-------- Data for this exercise

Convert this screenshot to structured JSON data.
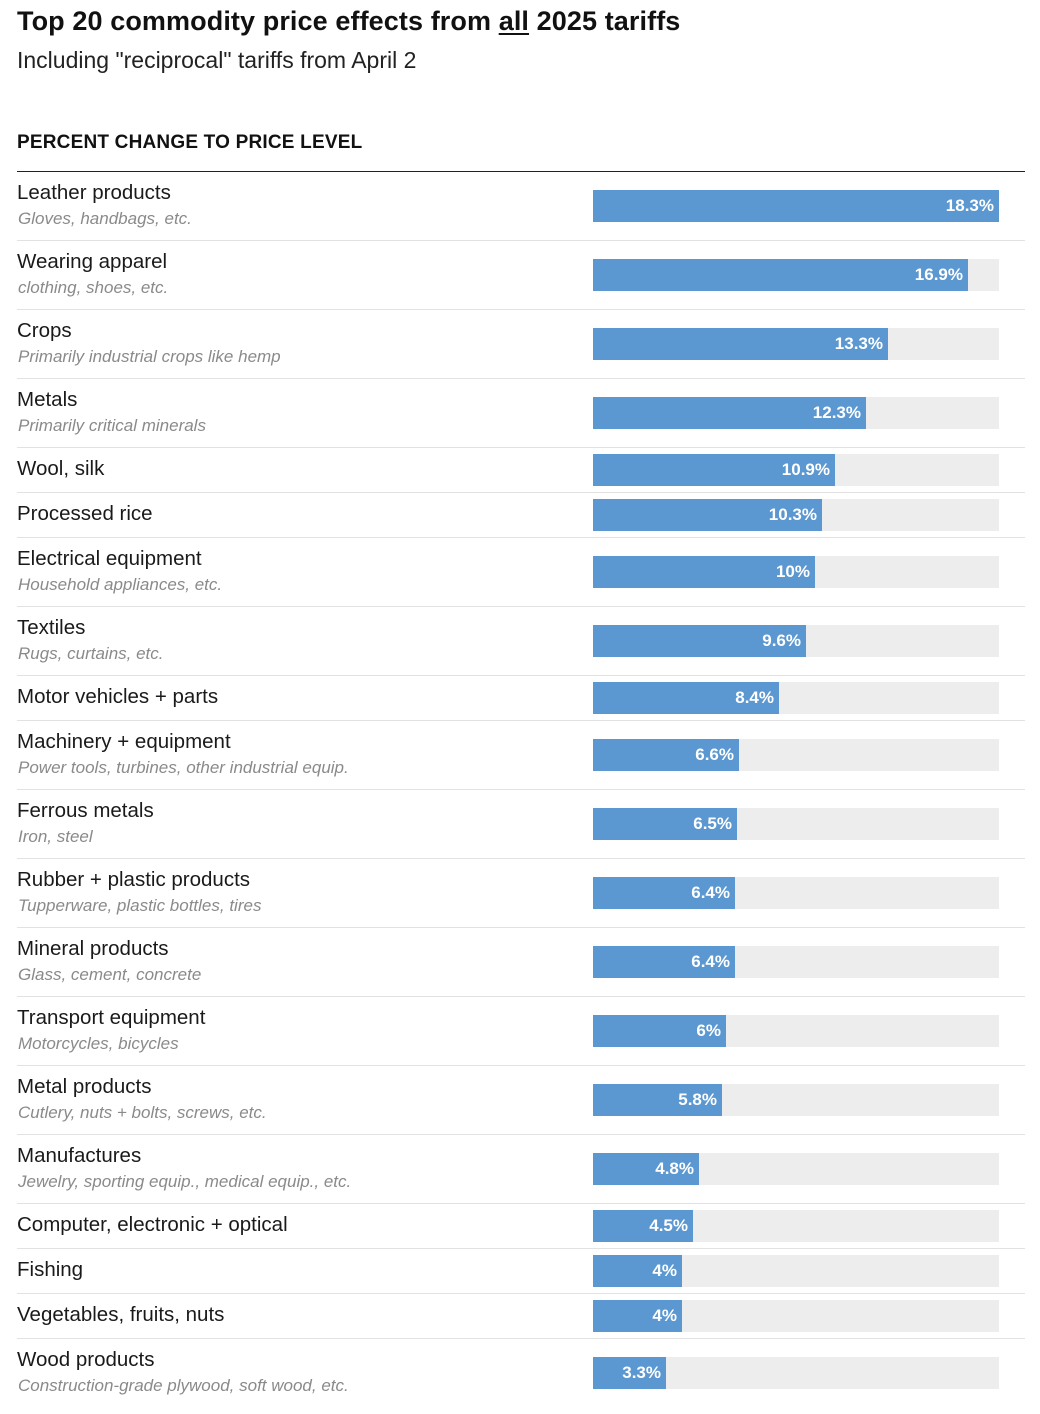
{
  "header": {
    "title_pre": "Top 20 commodity price effects from ",
    "title_emph": "all",
    "title_post": " 2025 tariffs",
    "subtitle": "Including \"reciprocal\" tariffs from April 2",
    "column_label": "PERCENT CHANGE TO PRICE LEVEL"
  },
  "colors": {
    "bar": "#5b97d0",
    "track": "#ededed",
    "value_text": "#ffffff"
  },
  "chart_data": {
    "type": "bar",
    "orientation": "horizontal",
    "title": "Top 20 commodity price effects from all 2025 tariffs",
    "subtitle": "Including \"reciprocal\" tariffs from April 2",
    "xlabel": "PERCENT CHANGE TO PRICE LEVEL",
    "xlim": [
      0,
      18.3
    ],
    "unit": "%",
    "rows": [
      {
        "label": "Leather products",
        "desc": "Gloves, handbags, etc.",
        "value": 18.3,
        "display": "18.3%"
      },
      {
        "label": "Wearing apparel",
        "desc": "clothing, shoes, etc.",
        "value": 16.9,
        "display": "16.9%"
      },
      {
        "label": "Crops",
        "desc": "Primarily industrial crops like hemp",
        "value": 13.3,
        "display": "13.3%"
      },
      {
        "label": "Metals",
        "desc": "Primarily critical minerals",
        "value": 12.3,
        "display": "12.3%"
      },
      {
        "label": "Wool, silk",
        "desc": "",
        "value": 10.9,
        "display": "10.9%"
      },
      {
        "label": "Processed rice",
        "desc": "",
        "value": 10.3,
        "display": "10.3%"
      },
      {
        "label": "Electrical equipment",
        "desc": "Household appliances, etc.",
        "value": 10,
        "display": "10%"
      },
      {
        "label": "Textiles",
        "desc": "Rugs, curtains, etc.",
        "value": 9.6,
        "display": "9.6%"
      },
      {
        "label": "Motor vehicles + parts",
        "desc": "",
        "value": 8.4,
        "display": "8.4%"
      },
      {
        "label": "Machinery + equipment",
        "desc": "Power tools, turbines, other industrial equip.",
        "value": 6.6,
        "display": "6.6%"
      },
      {
        "label": "Ferrous metals",
        "desc": "Iron, steel",
        "value": 6.5,
        "display": "6.5%"
      },
      {
        "label": "Rubber + plastic products",
        "desc": "Tupperware, plastic bottles, tires",
        "value": 6.4,
        "display": "6.4%"
      },
      {
        "label": "Mineral products",
        "desc": "Glass, cement, concrete",
        "value": 6.4,
        "display": "6.4%"
      },
      {
        "label": "Transport equipment",
        "desc": "Motorcycles, bicycles",
        "value": 6,
        "display": "6%"
      },
      {
        "label": "Metal products",
        "desc": "Cutlery, nuts + bolts, screws, etc.",
        "value": 5.8,
        "display": "5.8%"
      },
      {
        "label": "Manufactures",
        "desc": "Jewelry, sporting equip., medical equip., etc.",
        "value": 4.8,
        "display": "4.8%"
      },
      {
        "label": "Computer, electronic + optical",
        "desc": "",
        "value": 4.5,
        "display": "4.5%"
      },
      {
        "label": "Fishing",
        "desc": "",
        "value": 4,
        "display": "4%"
      },
      {
        "label": "Vegetables, fruits, nuts",
        "desc": "",
        "value": 4,
        "display": "4%"
      },
      {
        "label": "Wood products",
        "desc": "Construction-grade plywood, soft wood, etc.",
        "value": 3.3,
        "display": "3.3%"
      }
    ]
  }
}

----------------

▸ **Task prompt**
Make an exact copy of the data above, pictures excluded.

▸ **Correct output**
Convert this screenshot to structured JSON data.
{
  "header": {
    "title_pre": "Top 20 commodity price effects from ",
    "title_emph": "all",
    "title_post": " 2025 tariffs",
    "subtitle": "Including \"reciprocal\" tariffs from April 2",
    "column_label": "PERCENT CHANGE TO PRICE LEVEL"
  },
  "colors": {
    "bar": "#5b97d0",
    "track": "#ededed",
    "value_text": "#ffffff"
  },
  "chart_data": {
    "type": "bar",
    "orientation": "horizontal",
    "title": "Top 20 commodity price effects from all 2025 tariffs",
    "subtitle": "Including \"reciprocal\" tariffs from April 2",
    "xlabel": "PERCENT CHANGE TO PRICE LEVEL",
    "xlim": [
      0,
      18.3
    ],
    "unit": "%",
    "rows": [
      {
        "label": "Leather products",
        "desc": "Gloves, handbags, etc.",
        "value": 18.3,
        "display": "18.3%"
      },
      {
        "label": "Wearing apparel",
        "desc": "clothing, shoes, etc.",
        "value": 16.9,
        "display": "16.9%"
      },
      {
        "label": "Crops",
        "desc": "Primarily industrial crops like hemp",
        "value": 13.3,
        "display": "13.3%"
      },
      {
        "label": "Metals",
        "desc": "Primarily critical minerals",
        "value": 12.3,
        "display": "12.3%"
      },
      {
        "label": "Wool, silk",
        "desc": "",
        "value": 10.9,
        "display": "10.9%"
      },
      {
        "label": "Processed rice",
        "desc": "",
        "value": 10.3,
        "display": "10.3%"
      },
      {
        "label": "Electrical equipment",
        "desc": "Household appliances, etc.",
        "value": 10,
        "display": "10%"
      },
      {
        "label": "Textiles",
        "desc": "Rugs, curtains, etc.",
        "value": 9.6,
        "display": "9.6%"
      },
      {
        "label": "Motor vehicles + parts",
        "desc": "",
        "value": 8.4,
        "display": "8.4%"
      },
      {
        "label": "Machinery + equipment",
        "desc": "Power tools, turbines, other industrial equip.",
        "value": 6.6,
        "display": "6.6%"
      },
      {
        "label": "Ferrous metals",
        "desc": "Iron, steel",
        "value": 6.5,
        "display": "6.5%"
      },
      {
        "label": "Rubber + plastic products",
        "desc": "Tupperware, plastic bottles, tires",
        "value": 6.4,
        "display": "6.4%"
      },
      {
        "label": "Mineral products",
        "desc": "Glass, cement, concrete",
        "value": 6.4,
        "display": "6.4%"
      },
      {
        "label": "Transport equipment",
        "desc": "Motorcycles, bicycles",
        "value": 6,
        "display": "6%"
      },
      {
        "label": "Metal products",
        "desc": "Cutlery, nuts + bolts, screws, etc.",
        "value": 5.8,
        "display": "5.8%"
      },
      {
        "label": "Manufactures",
        "desc": "Jewelry, sporting equip., medical equip., etc.",
        "value": 4.8,
        "display": "4.8%"
      },
      {
        "label": "Computer, electronic + optical",
        "desc": "",
        "value": 4.5,
        "display": "4.5%"
      },
      {
        "label": "Fishing",
        "desc": "",
        "value": 4,
        "display": "4%"
      },
      {
        "label": "Vegetables, fruits, nuts",
        "desc": "",
        "value": 4,
        "display": "4%"
      },
      {
        "label": "Wood products",
        "desc": "Construction-grade plywood, soft wood, etc.",
        "value": 3.3,
        "display": "3.3%"
      }
    ]
  }
}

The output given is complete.